EXERCISE DATA
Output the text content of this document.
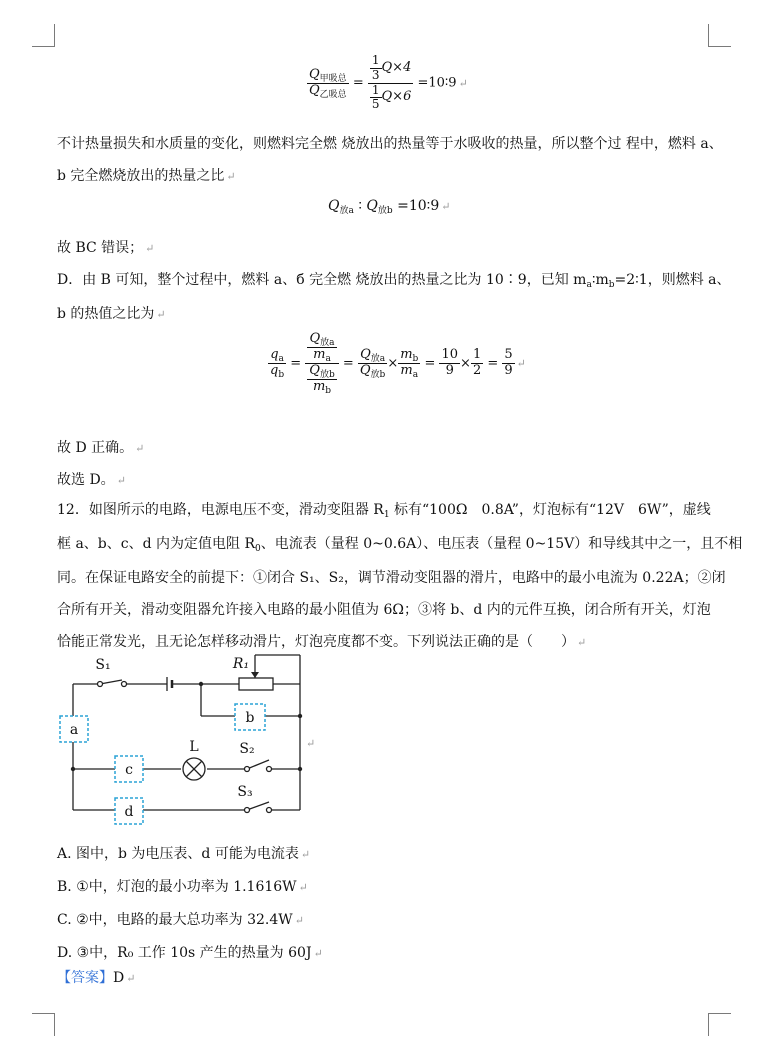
$\frac{Q_{甲吸总}}{Q_{乙吸总}} = \frac{\frac{1}{3} Q\times 4}{\frac{1}{5} Q\times 6}$ =10∶9 ↵
不计热量损失和水质量的变化，则燃料完全燃 烧放出的热量等于水吸收的热量，所以整个过 程中，燃料 a、
b 完全燃烧放出的热量之比 ↵
$Q_{放a}$ ∶ $Q_{放b}$ =10∶9 ↵
故 BC 错误； ↵
D．由 B 可知，整个过程中，燃料 a、б 完全燃 烧放出的热量之比为 10∶9，已知 $m_a∶m_b=2∶1$，则燃料 a、
b 的热值之比为 ↵
$\frac{q_a}{q_b} = \frac{\frac{Q_{放a}}{m_a}}{\frac{Q_{放b}}{m_b}} = \frac{Q_{放a}}{Q_{放b}} \times \frac{m_b}{m_a} = \frac{10}{9} \times \frac{1}{2} = \frac{5}{9}$ ↵
故 D 正确。 ↵
故选 D。 ↵
12．如图所示的电路，电源电压不变，滑动变阻器 $R_1$ 标有“100Ω　0.8A”，灯泡标有“12V　6W”，虚线
框 a、b、c、d 内为定值电阻 $R_0$、电流表（量程 0~0.6A）、电压表（量程 0~15V）和导线其中之一，且不相
同。在保证电路安全的前提下：①闭合 S₁、S₂，调节滑动变阻器的滑片，电路中的最小电流为 0.22A；②闭
合所有开关，滑动变阻器允许接入电路的最小阻值为 6Ω；③将 b、d 内的元件互换，闭合所有开关，灯泡
恰能正常发光，且无论怎样移动滑片，灯泡亮度都不变。下列说法正确的是（　　） ↵
a
b
c
d
S₁	R₁
L	S₂
S₃
↵
A. 图中，b 为电压表、d 可能为电流表 ↵
B. ①中，灯泡的最小功率为 1.1616W ↵
C. ②中，电路的最大总功率为 32.4W ↵
D. ③中，R₀ 工作 10s 产生的热量为 60J ↵
【答案】D ↵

OBJECTIVE
Without the pictures, write out all of the material exactly.

THE OUTPUT
Output the text content of this document.
$\frac{Q_{甲吸总}}{Q_{乙吸总}} = \frac{\frac{1}{3} Q\times 4}{\frac{1}{5} Q\times 6}$ =10∶9 ↵
不计热量损失和水质量的变化，则燃料完全燃 烧放出的热量等于水吸收的热量，所以整个过 程中，燃料 a、
b 完全燃烧放出的热量之比 ↵
$Q_{放a}$ ∶ $Q_{放b}$ =10∶9 ↵
故 BC 错误； ↵
D．由 B 可知，整个过程中，燃料 a、б 完全燃 烧放出的热量之比为 10∶9，已知 $m_a∶m_b=2∶1$，则燃料 a、
b 的热值之比为 ↵
$\frac{q_a}{q_b} = \frac{\frac{Q_{放a}}{m_a}}{\frac{Q_{放b}}{m_b}} = \frac{Q_{放a}}{Q_{放b}} \times \frac{m_b}{m_a} = \frac{10}{9} \times \frac{1}{2} = \frac{5}{9}$ ↵
故 D 正确。 ↵
故选 D。 ↵
12．如图所示的电路，电源电压不变，滑动变阻器 $R_1$ 标有“100Ω　0.8A”，灯泡标有“12V　6W”，虚线
框 a、b、c、d 内为定值电阻 $R_0$、电流表（量程 0~0.6A）、电压表（量程 0~15V）和导线其中之一，且不相
同。在保证电路安全的前提下：①闭合 S₁、S₂，调节滑动变阻器的滑片，电路中的最小电流为 0.22A；②闭
合所有开关，滑动变阻器允许接入电路的最小阻值为 6Ω；③将 b、d 内的元件互换，闭合所有开关，灯泡
恰能正常发光，且无论怎样移动滑片，灯泡亮度都不变。下列说法正确的是（　　） ↵
a
b
c
d
S₁	R₁
L	S₂
S₃
↵
A. 图中，b 为电压表、d 可能为电流表 ↵
B. ①中，灯泡的最小功率为 1.1616W ↵
C. ②中，电路的最大总功率为 32.4W ↵
D. ③中，R₀ 工作 10s 产生的热量为 60J ↵
【答案】D ↵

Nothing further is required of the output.